## What is asked
List the lines of this listing that hold the word "Market".

★ ★ ★ ★ ★ ★ ★

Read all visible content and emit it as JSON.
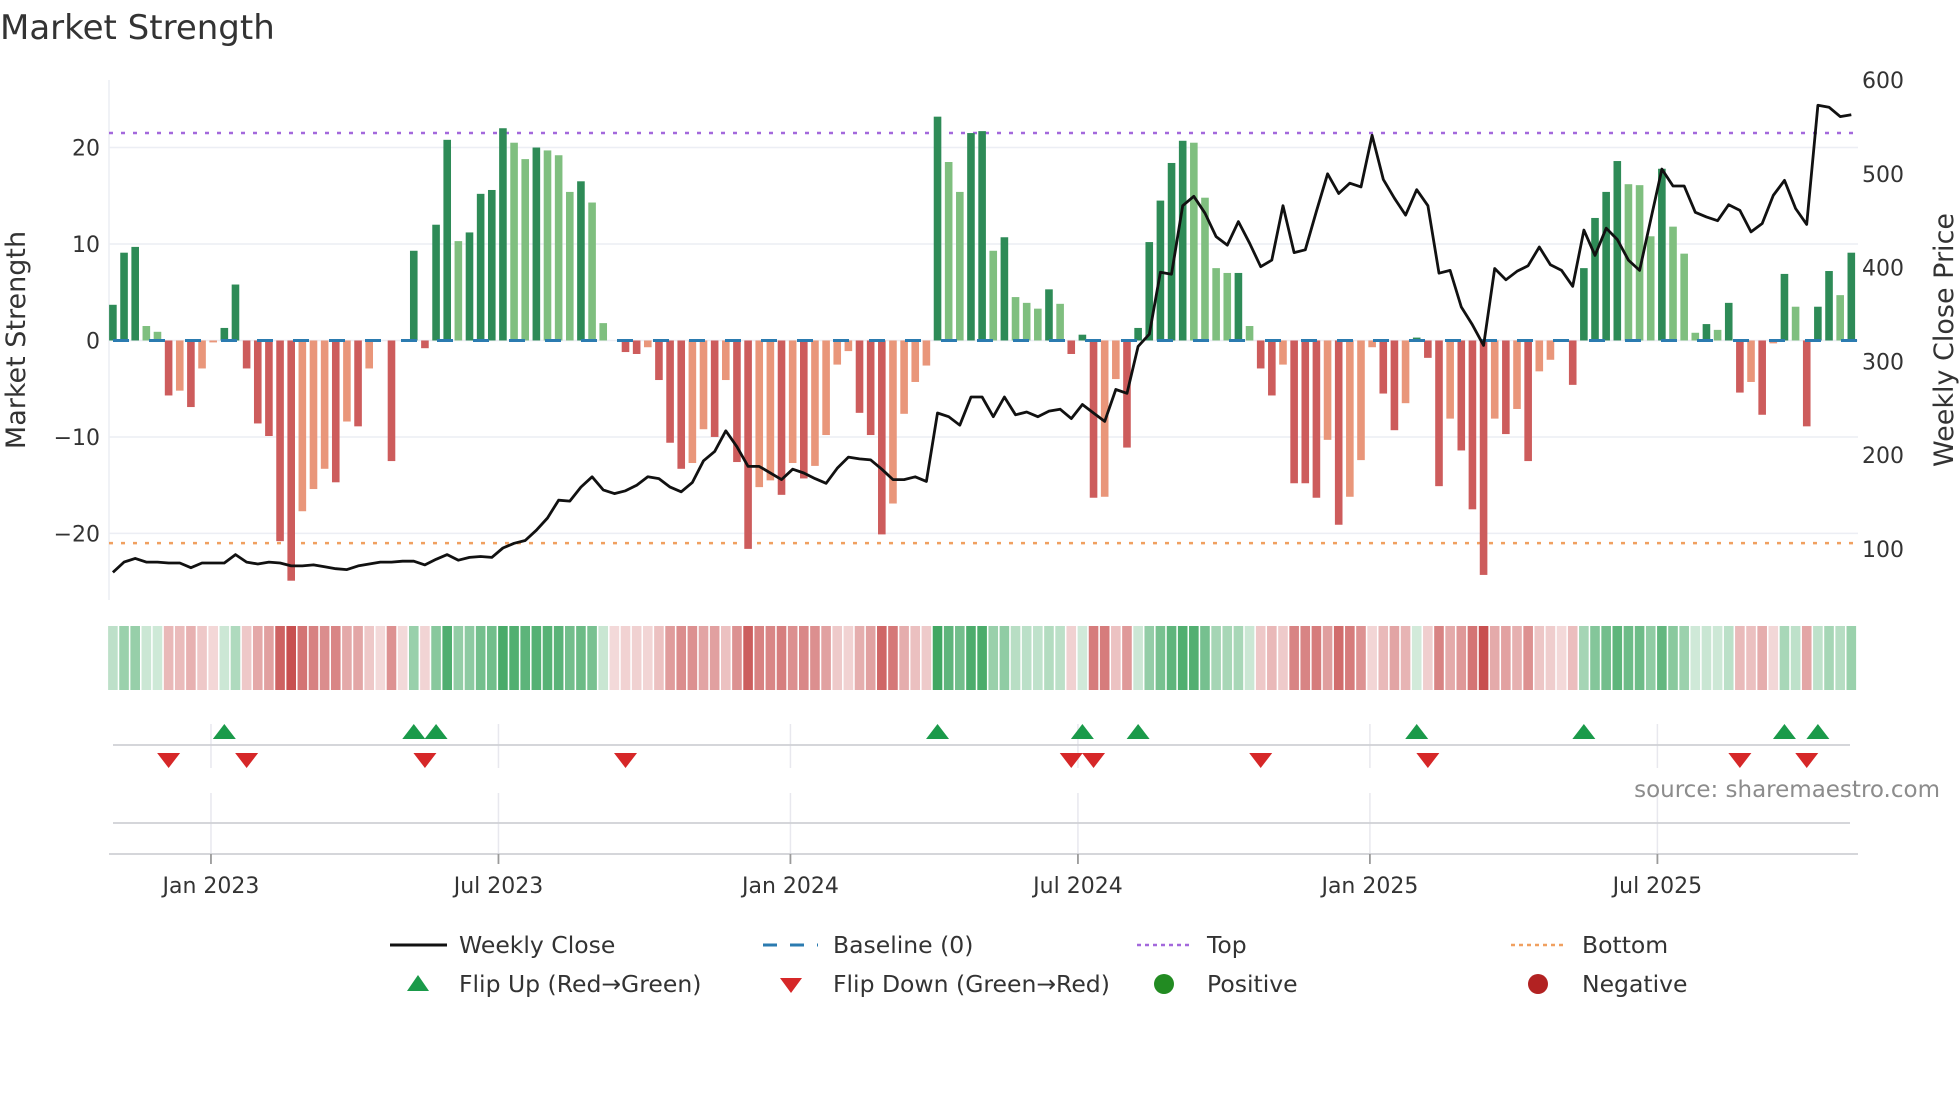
{
  "chart_data": {
    "type": "bar+line",
    "title": "Market Strength",
    "ylabel_left": "Market Strength",
    "ylabel_right": "Weekly Close Price",
    "x_unit": "week index",
    "xlim": [
      -0.35,
      156.6
    ],
    "strength_ylim": [
      -26.9,
      27.0
    ],
    "price_ylim": [
      45.6,
      600
    ],
    "strength_ticks": [
      {
        "value": 20,
        "label": "20"
      },
      {
        "value": 10,
        "label": "10"
      },
      {
        "value": 0,
        "label": "0"
      },
      {
        "value": -10,
        "label": "−10"
      },
      {
        "value": -20,
        "label": "−20"
      }
    ],
    "price_ticks": [
      {
        "value": 600,
        "label": "600"
      },
      {
        "value": 500,
        "label": "500"
      },
      {
        "value": 400,
        "label": "400"
      },
      {
        "value": 300,
        "label": "300"
      },
      {
        "value": 200,
        "label": "200"
      },
      {
        "value": 100,
        "label": "100"
      }
    ],
    "date_ticks": [
      {
        "week": 8.8,
        "label": "Jan 2023"
      },
      {
        "week": 34.6,
        "label": "Jul 2023"
      },
      {
        "week": 60.8,
        "label": "Jan 2024"
      },
      {
        "week": 86.6,
        "label": "Jul 2024"
      },
      {
        "week": 112.8,
        "label": "Jan 2025"
      },
      {
        "week": 138.6,
        "label": "Jul 2025"
      }
    ],
    "top_level": 21.5,
    "bottom_level": -21.0,
    "baseline": 0,
    "strength": [
      3.7,
      9.1,
      9.7,
      1.5,
      0.9,
      -5.7,
      -5.2,
      -6.9,
      -2.9,
      -0.2,
      1.3,
      5.8,
      -2.9,
      -8.6,
      -9.9,
      -20.8,
      -24.9,
      -17.7,
      -15.4,
      -13.3,
      -14.7,
      -8.4,
      -8.9,
      -2.9,
      0,
      -12.5,
      0,
      9.3,
      -0.8,
      12,
      20.8,
      10.3,
      11.2,
      15.2,
      15.6,
      22,
      20.5,
      18.8,
      20,
      19.7,
      19.2,
      15.4,
      16.5,
      14.3,
      1.8,
      0,
      -1.2,
      -1.4,
      -0.7,
      -4.1,
      -10.6,
      -13.3,
      -12.7,
      -9.2,
      -10,
      -4.1,
      -12.6,
      -21.6,
      -15.2,
      -14.5,
      -16,
      -12.7,
      -14.3,
      -13,
      -9.8,
      -2.5,
      -1.1,
      -7.5,
      -9.8,
      -20.1,
      -16.9,
      -7.6,
      -4.3,
      -2.6,
      23.2,
      18.5,
      15.4,
      21.5,
      21.7,
      9.3,
      10.7,
      4.5,
      3.9,
      3.3,
      5.3,
      3.8,
      -1.4,
      0.6,
      -16.3,
      -16.2,
      -4,
      -11.1,
      1.3,
      10.2,
      14.5,
      18.4,
      20.7,
      20.5,
      14.8,
      7.5,
      7,
      7,
      1.5,
      -2.9,
      -5.7,
      -2.5,
      -14.8,
      -14.8,
      -16.3,
      -10.3,
      -19.1,
      -16.2,
      -12.4,
      -0.7,
      -5.5,
      -9.3,
      -6.5,
      0.3,
      -1.8,
      -15.1,
      -8.1,
      -11.4,
      -17.5,
      -24.3,
      -8.1,
      -9.7,
      -7.1,
      -12.5,
      -3.2,
      -2,
      0,
      -4.6,
      7.5,
      12.7,
      15.4,
      18.6,
      16.2,
      16.1,
      10.8,
      17.8,
      11.8,
      9,
      0.8,
      1.7,
      1.1,
      3.9,
      -5.4,
      -4.3,
      -7.7,
      -0.3,
      6.9,
      3.5,
      -8.9,
      3.5,
      7.2,
      4.7,
      9.1
    ],
    "strength_rising": [
      1,
      1,
      1,
      0,
      0,
      1,
      0,
      1,
      0,
      0,
      1,
      1,
      1,
      1,
      1,
      1,
      1,
      0,
      0,
      0,
      1,
      0,
      1,
      0,
      0,
      1,
      0,
      1,
      1,
      1,
      1,
      0,
      1,
      1,
      1,
      1,
      0,
      0,
      1,
      0,
      0,
      0,
      1,
      0,
      0,
      0,
      1,
      1,
      0,
      1,
      1,
      1,
      0,
      0,
      1,
      0,
      1,
      1,
      0,
      0,
      1,
      0,
      1,
      0,
      0,
      0,
      0,
      1,
      1,
      1,
      0,
      0,
      0,
      0,
      1,
      0,
      0,
      1,
      1,
      0,
      1,
      0,
      0,
      0,
      1,
      0,
      1,
      1,
      1,
      0,
      0,
      1,
      1,
      1,
      1,
      1,
      1,
      0,
      0,
      0,
      0,
      1,
      0,
      1,
      1,
      0,
      1,
      1,
      1,
      0,
      1,
      0,
      0,
      0,
      1,
      1,
      0,
      1,
      1,
      1,
      0,
      1,
      1,
      1,
      0,
      1,
      0,
      1,
      0,
      0,
      0,
      1,
      1,
      1,
      1,
      1,
      0,
      0,
      0,
      1,
      0,
      0,
      0,
      1,
      0,
      1,
      1,
      0,
      1,
      0,
      1,
      0,
      1,
      1,
      1,
      0,
      1
    ],
    "weekly_close": [
      75,
      86,
      90,
      86,
      86,
      85,
      85,
      80,
      85,
      85,
      85,
      94,
      86,
      84,
      86,
      85,
      82,
      82,
      83,
      81,
      79,
      78,
      82,
      84,
      86,
      86,
      87,
      87,
      83,
      89,
      94,
      88,
      91,
      92,
      91,
      101,
      106,
      109,
      120,
      133,
      152,
      151,
      166,
      177,
      163,
      159,
      162,
      168,
      177,
      175,
      166,
      161,
      171,
      194,
      204,
      226,
      209,
      188,
      188,
      181,
      174,
      185,
      181,
      175,
      170,
      186,
      198,
      196,
      195,
      185,
      174,
      174,
      177,
      172,
      245,
      241,
      232,
      262,
      262,
      241,
      262,
      243,
      246,
      241,
      247,
      249,
      239,
      254,
      245,
      236,
      270,
      266,
      316,
      329,
      395,
      393,
      466,
      476,
      458,
      433,
      424,
      449,
      426,
      401,
      408,
      466,
      416,
      419,
      460,
      500,
      479,
      490,
      486,
      541,
      494,
      474,
      456,
      483,
      466,
      394,
      397,
      358,
      339,
      317,
      399,
      387,
      396,
      402,
      422,
      403,
      397,
      380,
      440,
      413,
      442,
      430,
      408,
      397,
      451,
      505,
      487,
      487,
      459,
      454,
      450,
      467,
      461,
      438,
      447,
      477,
      493,
      463,
      446,
      573,
      571,
      561,
      563
    ],
    "flip_up_weeks": [
      10,
      27,
      29,
      74,
      87,
      92,
      117,
      132,
      150,
      153
    ],
    "flip_down_weeks": [
      5,
      12,
      28,
      46,
      86,
      88,
      103,
      118,
      146,
      152
    ],
    "colors": {
      "bar_pos_strong": "#2e8b57",
      "bar_pos_weak": "#7fbf7f",
      "bar_neg_strong": "#cd5c5c",
      "bar_neg_weak": "#e9967a",
      "price_line": "#111111",
      "baseline": "#2b7bb0",
      "top": "#a368dc",
      "bottom": "#f0a060",
      "flip_up": "#1a9a4a",
      "flip_down": "#d62728",
      "positive": "#228b22",
      "negative": "#b22222"
    }
  },
  "legend": {
    "weekly_close": "Weekly Close",
    "baseline": "Baseline (0)",
    "top": "Top",
    "bottom": "Bottom",
    "flip_up": "Flip Up (Red→Green)",
    "flip_down": "Flip Down (Green→Red)",
    "positive": "Positive",
    "negative": "Negative"
  },
  "source": "source: sharemaestro.com"
}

★ ★ ★ ★ ★ ★ ★

## Complete answer
    "title": "Market Strength",
    "ylabel_left": "Market Strength",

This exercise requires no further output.